- Given task: Would you write out the entries below, every one of them, exactly?

- Task material:

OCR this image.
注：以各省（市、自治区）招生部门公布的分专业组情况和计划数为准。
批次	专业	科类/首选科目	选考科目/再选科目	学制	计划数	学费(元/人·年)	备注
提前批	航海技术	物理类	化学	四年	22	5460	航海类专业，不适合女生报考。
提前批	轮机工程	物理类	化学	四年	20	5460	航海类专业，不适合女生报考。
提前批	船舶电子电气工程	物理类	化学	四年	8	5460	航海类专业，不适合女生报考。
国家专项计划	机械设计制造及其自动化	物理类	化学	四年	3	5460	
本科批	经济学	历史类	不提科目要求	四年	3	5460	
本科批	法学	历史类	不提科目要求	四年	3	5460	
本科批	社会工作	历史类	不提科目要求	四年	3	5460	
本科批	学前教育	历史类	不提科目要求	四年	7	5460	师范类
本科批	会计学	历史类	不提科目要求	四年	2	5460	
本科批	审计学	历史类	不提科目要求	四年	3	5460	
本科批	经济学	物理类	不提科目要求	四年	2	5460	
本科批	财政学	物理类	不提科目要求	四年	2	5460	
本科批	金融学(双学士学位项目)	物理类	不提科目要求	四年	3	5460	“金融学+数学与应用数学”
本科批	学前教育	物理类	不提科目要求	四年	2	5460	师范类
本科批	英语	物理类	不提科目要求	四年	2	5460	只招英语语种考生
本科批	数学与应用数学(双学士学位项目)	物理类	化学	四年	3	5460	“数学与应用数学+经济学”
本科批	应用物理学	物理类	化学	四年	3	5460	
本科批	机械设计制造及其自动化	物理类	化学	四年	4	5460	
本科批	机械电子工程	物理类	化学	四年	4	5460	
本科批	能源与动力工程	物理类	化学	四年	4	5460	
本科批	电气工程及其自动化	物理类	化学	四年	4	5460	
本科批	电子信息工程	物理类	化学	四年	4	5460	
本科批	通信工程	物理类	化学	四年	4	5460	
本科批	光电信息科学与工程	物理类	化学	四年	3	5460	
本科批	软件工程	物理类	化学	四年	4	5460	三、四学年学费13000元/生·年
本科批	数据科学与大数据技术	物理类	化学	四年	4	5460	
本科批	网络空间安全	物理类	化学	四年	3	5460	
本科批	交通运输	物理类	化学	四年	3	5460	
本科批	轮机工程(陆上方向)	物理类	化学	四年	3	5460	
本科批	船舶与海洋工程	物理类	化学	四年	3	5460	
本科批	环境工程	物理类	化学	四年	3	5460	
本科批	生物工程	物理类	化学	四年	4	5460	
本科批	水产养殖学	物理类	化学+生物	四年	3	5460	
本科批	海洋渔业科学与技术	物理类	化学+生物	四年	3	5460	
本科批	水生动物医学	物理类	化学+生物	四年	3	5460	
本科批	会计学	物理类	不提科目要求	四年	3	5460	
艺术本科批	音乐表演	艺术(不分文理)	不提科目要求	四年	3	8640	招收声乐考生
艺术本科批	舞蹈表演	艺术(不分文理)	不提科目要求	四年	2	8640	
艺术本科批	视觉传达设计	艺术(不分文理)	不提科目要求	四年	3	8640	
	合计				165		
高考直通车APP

- Exercise result:
OCR this image.
注：以各省（市、自治区）招生部门公布的分专业组情况和计划数为准。
批次	专业	科类/首选科目	选考科目/再选科目	学制	计划数	学费(元/人·年)	备注
提前批	航海技术	物理类	化学	四年	22	5460	航海类专业，不适合女生报考。
提前批	轮机工程	物理类	化学	四年	20	5460	航海类专业，不适合女生报考。
提前批	船舶电子电气工程	物理类	化学	四年	8	5460	航海类专业，不适合女生报考。
国家专项计划	机械设计制造及其自动化	物理类	化学	四年	3	5460	
本科批	经济学	历史类	不提科目要求	四年	3	5460	
本科批	法学	历史类	不提科目要求	四年	3	5460	
本科批	社会工作	历史类	不提科目要求	四年	3	5460	
本科批	学前教育	历史类	不提科目要求	四年	7	5460	师范类
本科批	会计学	历史类	不提科目要求	四年	2	5460	
本科批	审计学	历史类	不提科目要求	四年	3	5460	
本科批	经济学	物理类	不提科目要求	四年	2	5460	
本科批	财政学	物理类	不提科目要求	四年	2	5460	
本科批	金融学(双学士学位项目)	物理类	不提科目要求	四年	3	5460	“金融学+数学与应用数学”
本科批	学前教育	物理类	不提科目要求	四年	2	5460	师范类
本科批	英语	物理类	不提科目要求	四年	2	5460	只招英语语种考生
本科批	数学与应用数学(双学士学位项目)	物理类	化学	四年	3	5460	“数学与应用数学+经济学”
本科批	应用物理学	物理类	化学	四年	3	5460	
本科批	机械设计制造及其自动化	物理类	化学	四年	4	5460	
本科批	机械电子工程	物理类	化学	四年	4	5460	
本科批	能源与动力工程	物理类	化学	四年	4	5460	
本科批	电气工程及其自动化	物理类	化学	四年	4	5460	
本科批	电子信息工程	物理类	化学	四年	4	5460	
本科批	通信工程	物理类	化学	四年	4	5460	
本科批	光电信息科学与工程	物理类	化学	四年	3	5460	
本科批	软件工程	物理类	化学	四年	4	5460	三、四学年学费13000元/生·年
本科批	数据科学与大数据技术	物理类	化学	四年	4	5460	
本科批	网络空间安全	物理类	化学	四年	3	5460	
本科批	交通运输	物理类	化学	四年	3	5460	
本科批	轮机工程(陆上方向)	物理类	化学	四年	3	5460	
本科批	船舶与海洋工程	物理类	化学	四年	3	5460	
本科批	环境工程	物理类	化学	四年	3	5460	
本科批	生物工程	物理类	化学	四年	4	5460	
本科批	水产养殖学	物理类	化学+生物	四年	3	5460	
本科批	海洋渔业科学与技术	物理类	化学+生物	四年	3	5460	
本科批	水生动物医学	物理类	化学+生物	四年	3	5460	
本科批	会计学	物理类	不提科目要求	四年	3	5460	
艺术本科批	音乐表演	艺术(不分文理)	不提科目要求	四年	3	8640	招收声乐考生
艺术本科批	舞蹈表演	艺术(不分文理)	不提科目要求	四年	2	8640	
艺术本科批	视觉传达设计	艺术(不分文理)	不提科目要求	四年	3	8640	
	合计				165		
高考直通车APP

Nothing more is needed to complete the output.